Goal
Make an exact copy of each entry, leaving out every picture.

#####

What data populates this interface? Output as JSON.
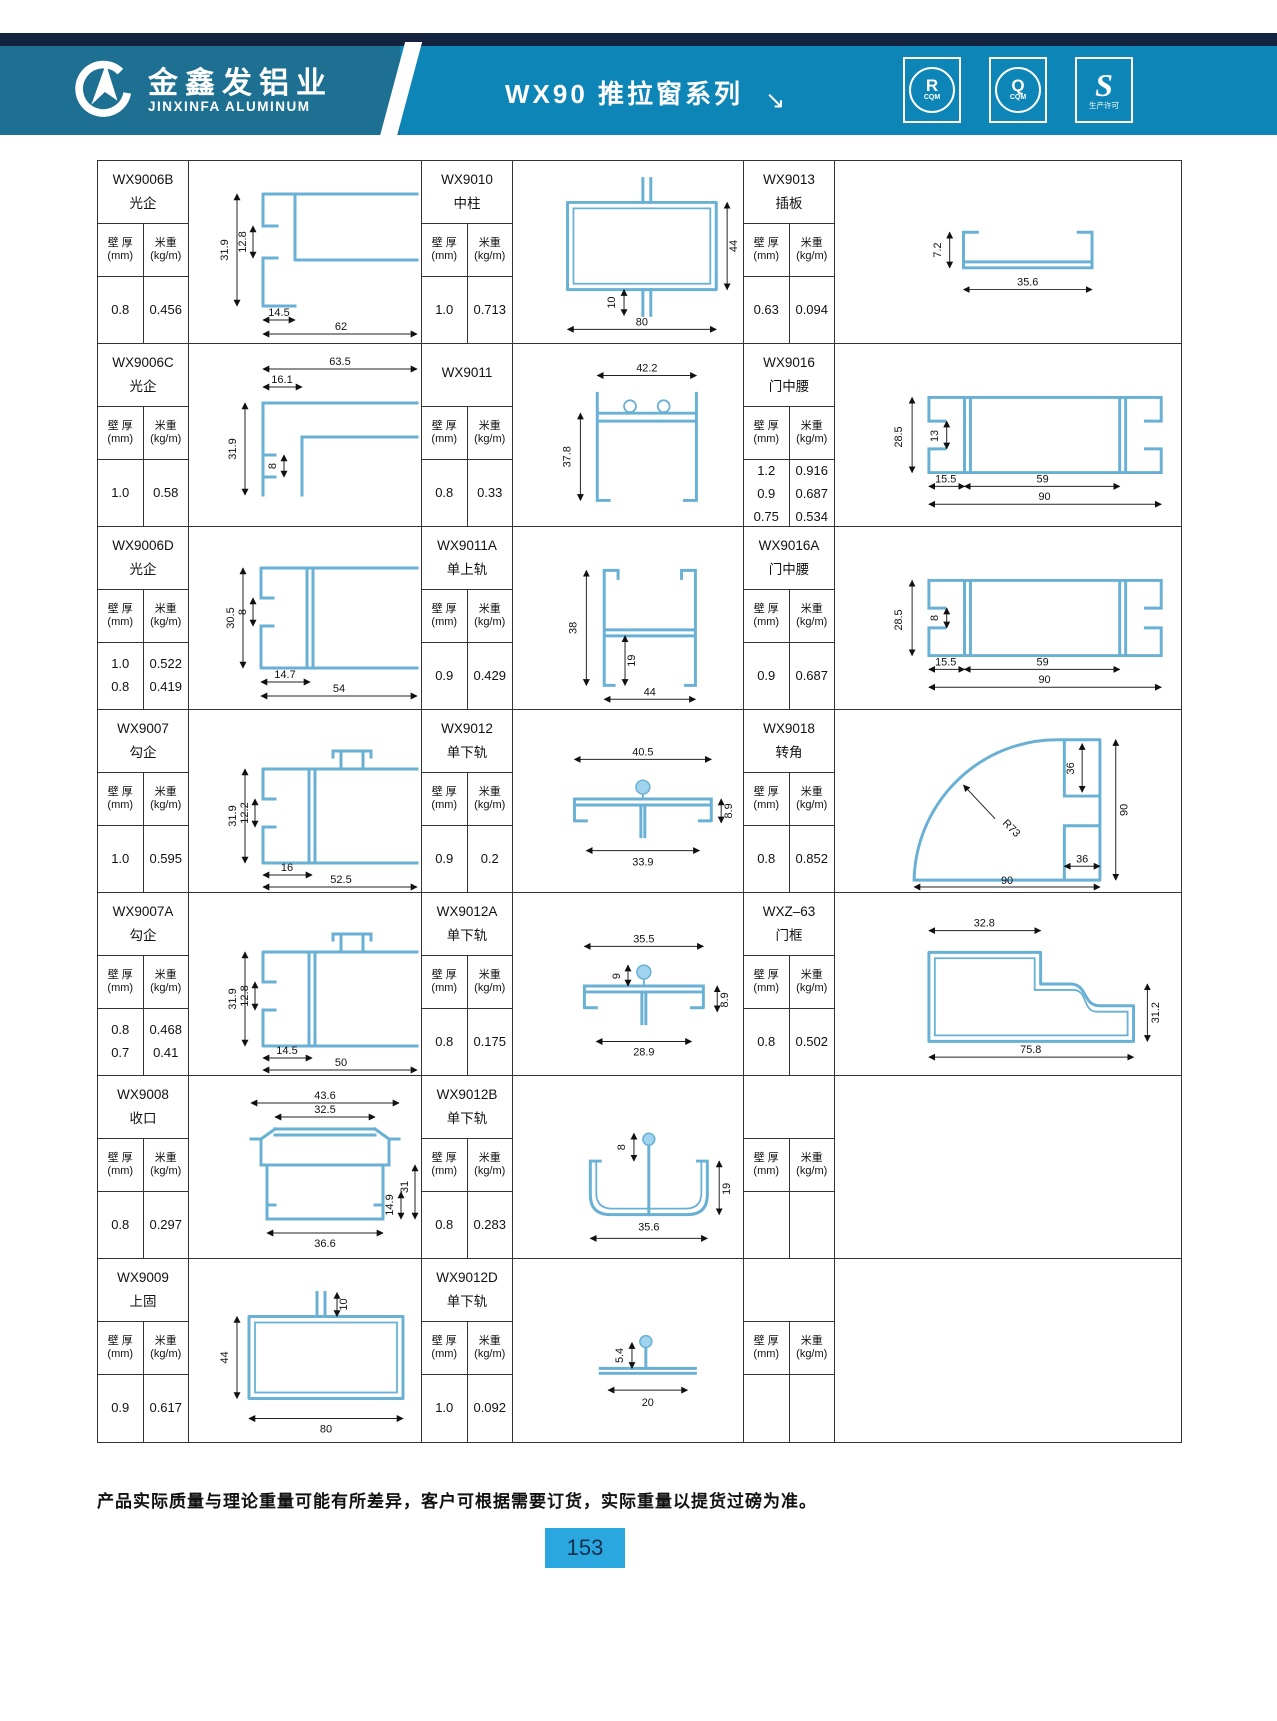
{
  "header": {
    "brand_cn": "金鑫发铝业",
    "brand_en": "JINXINFA ALUMINUM",
    "title": "WX90 推拉窗系列",
    "title_arrow": "↘",
    "badges": [
      {
        "letter": "R",
        "sub": "CQM"
      },
      {
        "letter": "Q",
        "sub": "CQM"
      },
      {
        "letter": "S",
        "sub": "生产许可"
      }
    ]
  },
  "labels": {
    "thickness": "壁 厚",
    "thickness_unit": "(mm)",
    "weight": "米重",
    "weight_unit": "(kg/m)"
  },
  "products": [
    {
      "code": "WX9006B",
      "name": "光企",
      "thickness": "0.8",
      "weight": "0.456",
      "dims": [
        "31.9",
        "12.8",
        "14.5",
        "62"
      ]
    },
    {
      "code": "WX9010",
      "name": "中柱",
      "thickness": "1.0",
      "weight": "0.713",
      "dims": [
        "44",
        "10",
        "80"
      ]
    },
    {
      "code": "WX9013",
      "name": "插板",
      "thickness": "0.63",
      "weight": "0.094",
      "dims": [
        "7.2",
        "35.6"
      ]
    },
    {
      "code": "WX9006C",
      "name": "光企",
      "thickness": "1.0",
      "weight": "0.58",
      "dims": [
        "63.5",
        "16.1",
        "31.9",
        "8"
      ]
    },
    {
      "code": "WX9011",
      "name": "",
      "thickness": "0.8",
      "weight": "0.33",
      "dims": [
        "42.2",
        "37.8"
      ]
    },
    {
      "code": "WX9016",
      "name": "门中腰",
      "thickness": "1.2\n0.9\n0.75",
      "weight": "0.916\n0.687\n0.534",
      "dims": [
        "28.5",
        "13",
        "15.5",
        "59",
        "90"
      ]
    },
    {
      "code": "WX9006D",
      "name": "光企",
      "thickness": "1.0\n0.8",
      "weight": "0.522\n0.419",
      "dims": [
        "30.5",
        "8",
        "14.7",
        "54"
      ]
    },
    {
      "code": "WX9011A",
      "name": "单上轨",
      "thickness": "0.9",
      "weight": "0.429",
      "dims": [
        "38",
        "19",
        "44"
      ]
    },
    {
      "code": "WX9016A",
      "name": "门中腰",
      "thickness": "0.9",
      "weight": "0.687",
      "dims": [
        "28.5",
        "8",
        "15.5",
        "59",
        "90"
      ]
    },
    {
      "code": "WX9007",
      "name": "勾企",
      "thickness": "1.0",
      "weight": "0.595",
      "dims": [
        "31.9",
        "12.2",
        "16",
        "52.5"
      ]
    },
    {
      "code": "WX9012",
      "name": "单下轨",
      "thickness": "0.9",
      "weight": "0.2",
      "dims": [
        "40.5",
        "33.9",
        "8.9"
      ]
    },
    {
      "code": "WX9018",
      "name": "转角",
      "thickness": "0.8",
      "weight": "0.852",
      "dims": [
        "R73",
        "36",
        "90",
        "36",
        "90"
      ]
    },
    {
      "code": "WX9007A",
      "name": "勾企",
      "thickness": "0.8\n0.7",
      "weight": "0.468\n0.41",
      "dims": [
        "31.9",
        "12.8",
        "14.5",
        "50"
      ]
    },
    {
      "code": "WX9012A",
      "name": "单下轨",
      "thickness": "0.8",
      "weight": "0.175",
      "dims": [
        "35.5",
        "9",
        "28.9",
        "8.9"
      ]
    },
    {
      "code": "WXZ–63",
      "name": "门框",
      "thickness": "0.8",
      "weight": "0.502",
      "dims": [
        "32.8",
        "31.2",
        "75.8"
      ]
    },
    {
      "code": "WX9008",
      "name": "收口",
      "thickness": "0.8",
      "weight": "0.297",
      "dims": [
        "43.6",
        "32.5",
        "36.6",
        "14.9",
        "31"
      ]
    },
    {
      "code": "WX9012B",
      "name": "单下轨",
      "thickness": "0.8",
      "weight": "0.283",
      "dims": [
        "8",
        "35.6",
        "19"
      ]
    },
    {
      "code": "",
      "name": "",
      "thickness": "",
      "weight": "",
      "dims": []
    },
    {
      "code": "WX9009",
      "name": "上固",
      "thickness": "0.9",
      "weight": "0.617",
      "dims": [
        "10",
        "44",
        "80"
      ]
    },
    {
      "code": "WX9012D",
      "name": "单下轨",
      "thickness": "1.0",
      "weight": "0.092",
      "dims": [
        "5.4",
        "20"
      ]
    },
    {
      "code": "",
      "name": "",
      "thickness": "",
      "weight": "",
      "dims": []
    }
  ],
  "footer": {
    "note": "产品实际质量与理论重量可能有所差异，客户可根据需要订货，实际重量以提货过磅为准。",
    "page": "153"
  },
  "colors": {
    "top_strip": "#14233f",
    "header_left": "#1e7093",
    "header_right": "#0d85b7",
    "page_badge": "#2ba7e0",
    "profile_stroke": "#69b0d5"
  }
}
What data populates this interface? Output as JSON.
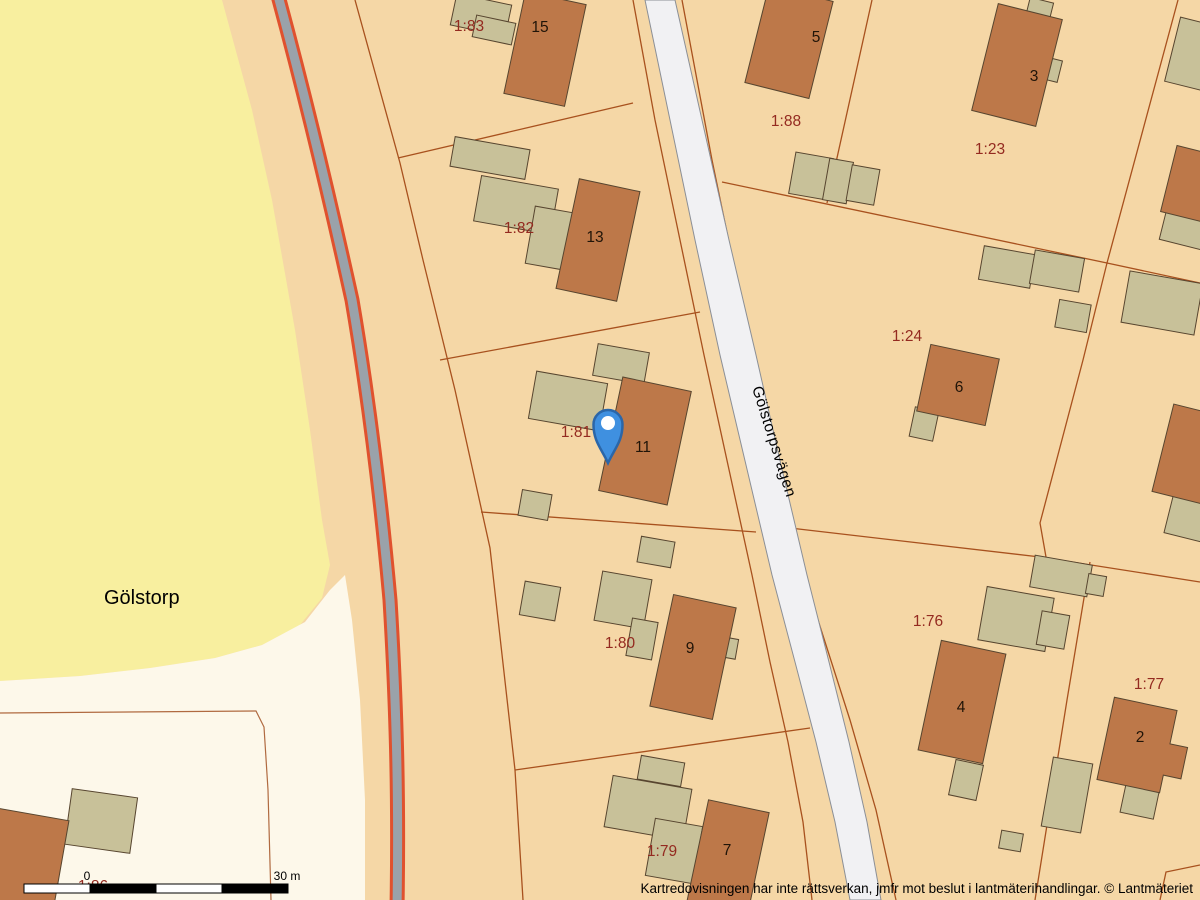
{
  "map": {
    "place_name": "Gölstorp",
    "road_name": "Gölstorpsvägen",
    "attribution": "Kartredovisningen har inte rättsverkan, jmfr mot beslut i lantmäterihandlingar. © Lantmäteriet",
    "scale_bar": {
      "start_label": "0",
      "end_label": "30 m"
    },
    "parcel_labels": [
      "1:83",
      "1:82",
      "1:81",
      "1:80",
      "1:79",
      "1:88",
      "1:23",
      "1:24",
      "1:76",
      "1:77",
      "1:86"
    ],
    "house_numbers": [
      "15",
      "13",
      "11",
      "9",
      "7",
      "5",
      "3",
      "6",
      "4",
      "2"
    ],
    "marker": {
      "name": "map-pin"
    },
    "colors": {
      "parcel_fill": "#f5d7a6",
      "field_fill": "#f8ef9f",
      "open_fill": "#fdf8ea",
      "house_fill": "#bd7849",
      "shed_fill": "#c8c199",
      "building_stroke": "#57452f",
      "boundary_stroke": "#a8511e",
      "open_boundary_stroke": "#b06a40",
      "minor_road_fill": "#9aa2aa",
      "minor_road_edge": "#e0512e",
      "major_road_fill": "#f1f1f3",
      "major_road_edge": "#8b8f96",
      "parcel_label": "#942a20",
      "house_label": "#201408",
      "text_black": "#000000",
      "marker_fill": "#3f90e0",
      "marker_stroke": "#2b66a8"
    }
  }
}
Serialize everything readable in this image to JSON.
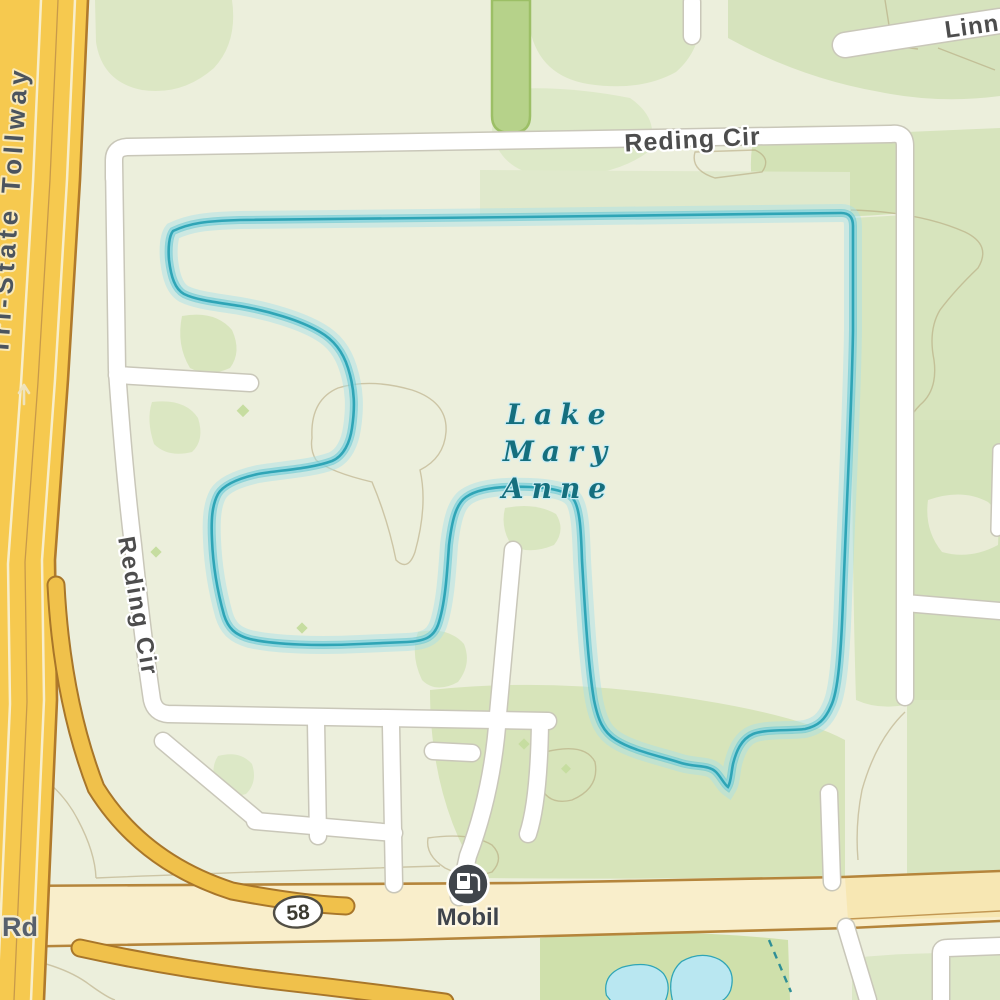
{
  "labels": {
    "tollway": "Tri-State Tollway",
    "reding_cir_top": "Reding Cir",
    "reding_cir_west": "Reding Cir",
    "linneman": "Linneman",
    "road_rd": "Rd",
    "route_shield": "58",
    "gas_station": "Mobil"
  },
  "lake": {
    "line1": "Lake",
    "line2": "Mary",
    "line3": "Anne"
  },
  "icons": {
    "gas_station": "fuel-pump",
    "one_way_arrow": "up-arrow"
  },
  "colors": {
    "land_base": "#ecefdc",
    "veg_green": "#d6e4ba",
    "veg_green_dark": "#cfe0ab",
    "water_fill": "#bde9f1",
    "water_edge": "#2fa5b6",
    "water_glow": "#a7dfe9",
    "water_label": "#156f7e",
    "road_white": "#ffffff",
    "road_casing": "#c9c7b9",
    "highway_fill": "#f9eecb",
    "highway_casing": "#b5853b",
    "tollway_fill": "#f6c94f",
    "tollway_casing": "#b07a2c",
    "ramp_fill": "#f0c14b",
    "park_strip": "#b6d28a",
    "park_strip_edge": "#9cbf66",
    "contour": "#b3a379",
    "label_dark": "#4d4d4d",
    "poi_dark": "#3f444b"
  }
}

#####

Answer to this task
What data populates this interface? Output as JSON.
{
  "header": {
    "brand_cn": "金鑫发铝业",
    "brand_en": "JINXINFA ALUMINUM",
    "title": "WX90 推拉窗系列",
    "title_arrow": "↘",
    "badges": [
      {
        "letter": "R",
        "sub": "CQM"
      },
      {
        "letter": "Q",
        "sub": "CQM"
      },
      {
        "letter": "S",
        "sub": "生产许可"
      }
    ]
  },
  "labels": {
    "thickness": "壁 厚",
    "thickness_unit": "(mm)",
    "weight": "米重",
    "weight_unit": "(kg/m)"
  },
  "products": [
    {
      "code": "WX9006B",
      "name": "光企",
      "thickness": "0.8",
      "weight": "0.456",
      "dims": [
        "31.9",
        "12.8",
        "14.5",
        "62"
      ]
    },
    {
      "code": "WX9010",
      "name": "中柱",
      "thickness": "1.0",
      "weight": "0.713",
      "dims": [
        "44",
        "10",
        "80"
      ]
    },
    {
      "code": "WX9013",
      "name": "插板",
      "thickness": "0.63",
      "weight": "0.094",
      "dims": [
        "7.2",
        "35.6"
      ]
    },
    {
      "code": "WX9006C",
      "name": "光企",
      "thickness": "1.0",
      "weight": "0.58",
      "dims": [
        "63.5",
        "16.1",
        "31.9",
        "8"
      ]
    },
    {
      "code": "WX9011",
      "name": "",
      "thickness": "0.8",
      "weight": "0.33",
      "dims": [
        "42.2",
        "37.8"
      ]
    },
    {
      "code": "WX9016",
      "name": "门中腰",
      "thickness": "1.2\n0.9\n0.75",
      "weight": "0.916\n0.687\n0.534",
      "dims": [
        "28.5",
        "13",
        "15.5",
        "59",
        "90"
      ]
    },
    {
      "code": "WX9006D",
      "name": "光企",
      "thickness": "1.0\n0.8",
      "weight": "0.522\n0.419",
      "dims": [
        "30.5",
        "8",
        "14.7",
        "54"
      ]
    },
    {
      "code": "WX9011A",
      "name": "单上轨",
      "thickness": "0.9",
      "weight": "0.429",
      "dims": [
        "38",
        "19",
        "44"
      ]
    },
    {
      "code": "WX9016A",
      "name": "门中腰",
      "thickness": "0.9",
      "weight": "0.687",
      "dims": [
        "28.5",
        "8",
        "15.5",
        "59",
        "90"
      ]
    },
    {
      "code": "WX9007",
      "name": "勾企",
      "thickness": "1.0",
      "weight": "0.595",
      "dims": [
        "31.9",
        "12.2",
        "16",
        "52.5"
      ]
    },
    {
      "code": "WX9012",
      "name": "单下轨",
      "thickness": "0.9",
      "weight": "0.2",
      "dims": [
        "40.5",
        "33.9",
        "8.9"
      ]
    },
    {
      "code": "WX9018",
      "name": "转角",
      "thickness": "0.8",
      "weight": "0.852",
      "dims": [
        "R73",
        "36",
        "90",
        "36",
        "90"
      ]
    },
    {
      "code": "WX9007A",
      "name": "勾企",
      "thickness": "0.8\n0.7",
      "weight": "0.468\n0.41",
      "dims": [
        "31.9",
        "12.8",
        "14.5",
        "50"
      ]
    },
    {
      "code": "WX9012A",
      "name": "单下轨",
      "thickness": "0.8",
      "weight": "0.175",
      "dims": [
        "35.5",
        "9",
        "28.9",
        "8.9"
      ]
    },
    {
      "code": "WXZ–63",
      "name": "门框",
      "thickness": "0.8",
      "weight": "0.502",
      "dims": [
        "32.8",
        "31.2",
        "75.8"
      ]
    },
    {
      "code": "WX9008",
      "name": "收口",
      "thickness": "0.8",
      "weight": "0.297",
      "dims": [
        "43.6",
        "32.5",
        "36.6",
        "14.9",
        "31"
      ]
    },
    {
      "code": "WX9012B",
      "name": "单下轨",
      "thickness": "0.8",
      "weight": "0.283",
      "dims": [
        "8",
        "35.6",
        "19"
      ]
    },
    {
      "code": "",
      "name": "",
      "thickness": "",
      "weight": "",
      "dims": []
    },
    {
      "code": "WX9009",
      "name": "上固",
      "thickness": "0.9",
      "weight": "0.617",
      "dims": [
        "10",
        "44",
        "80"
      ]
    },
    {
      "code": "WX9012D",
      "name": "单下轨",
      "thickness": "1.0",
      "weight": "0.092",
      "dims": [
        "5.4",
        "20"
      ]
    },
    {
      "code": "",
      "name": "",
      "thickness": "",
      "weight": "",
      "dims": []
    }
  ],
  "footer": {
    "note": "产品实际质量与理论重量可能有所差异，客户可根据需要订货，实际重量以提货过磅为准。",
    "page": "153"
  },
  "colors": {
    "top_strip": "#14233f",
    "header_left": "#1e7093",
    "header_right": "#0d85b7",
    "page_badge": "#2ba7e0",
    "profile_stroke": "#69b0d5"
  }
}
What data populates this interface? Output as JSON.
{
  "map": {
    "place_name": "Gölstorp",
    "road_name": "Gölstorpsvägen",
    "attribution": "Kartredovisningen har inte rättsverkan, jmfr mot beslut i lantmäterihandlingar. © Lantmäteriet",
    "scale_bar": {
      "start_label": "0",
      "end_label": "30 m"
    },
    "parcel_labels": [
      "1:83",
      "1:82",
      "1:81",
      "1:80",
      "1:79",
      "1:88",
      "1:23",
      "1:24",
      "1:76",
      "1:77",
      "1:86"
    ],
    "house_numbers": [
      "15",
      "13",
      "11",
      "9",
      "7",
      "5",
      "3",
      "6",
      "4",
      "2"
    ],
    "marker": {
      "name": "map-pin"
    },
    "colors": {
      "parcel_fill": "#f5d7a6",
      "field_fill": "#f8ef9f",
      "open_fill": "#fdf8ea",
      "house_fill": "#bd7849",
      "shed_fill": "#c8c199",
      "building_stroke": "#57452f",
      "boundary_stroke": "#a8511e",
      "open_boundary_stroke": "#b06a40",
      "minor_road_fill": "#9aa2aa",
      "minor_road_edge": "#e0512e",
      "major_road_fill": "#f1f1f3",
      "major_road_edge": "#8b8f96",
      "parcel_label": "#942a20",
      "house_label": "#201408",
      "text_black": "#000000",
      "marker_fill": "#3f90e0",
      "marker_stroke": "#2b66a8"
    }
  }
}
Serialize everything readable in this image to JSON.
{
  "labels": {
    "tollway": "Tri-State Tollway",
    "reding_cir_top": "Reding Cir",
    "reding_cir_west": "Reding Cir",
    "linneman": "Linneman",
    "road_rd": "Rd",
    "route_shield": "58",
    "gas_station": "Mobil"
  },
  "lake": {
    "line1": "Lake",
    "line2": "Mary",
    "line3": "Anne"
  },
  "icons": {
    "gas_station": "fuel-pump",
    "one_way_arrow": "up-arrow"
  },
  "colors": {
    "land_base": "#ecefdc",
    "veg_green": "#d6e4ba",
    "veg_green_dark": "#cfe0ab",
    "water_fill": "#bde9f1",
    "water_edge": "#2fa5b6",
    "water_glow": "#a7dfe9",
    "water_label": "#156f7e",
    "road_white": "#ffffff",
    "road_casing": "#c9c7b9",
    "highway_fill": "#f9eecb",
    "highway_casing": "#b5853b",
    "tollway_fill": "#f6c94f",
    "tollway_casing": "#b07a2c",
    "ramp_fill": "#f0c14b",
    "park_strip": "#b6d28a",
    "park_strip_edge": "#9cbf66",
    "contour": "#b3a379",
    "label_dark": "#4d4d4d",
    "poi_dark": "#3f444b"
  }
}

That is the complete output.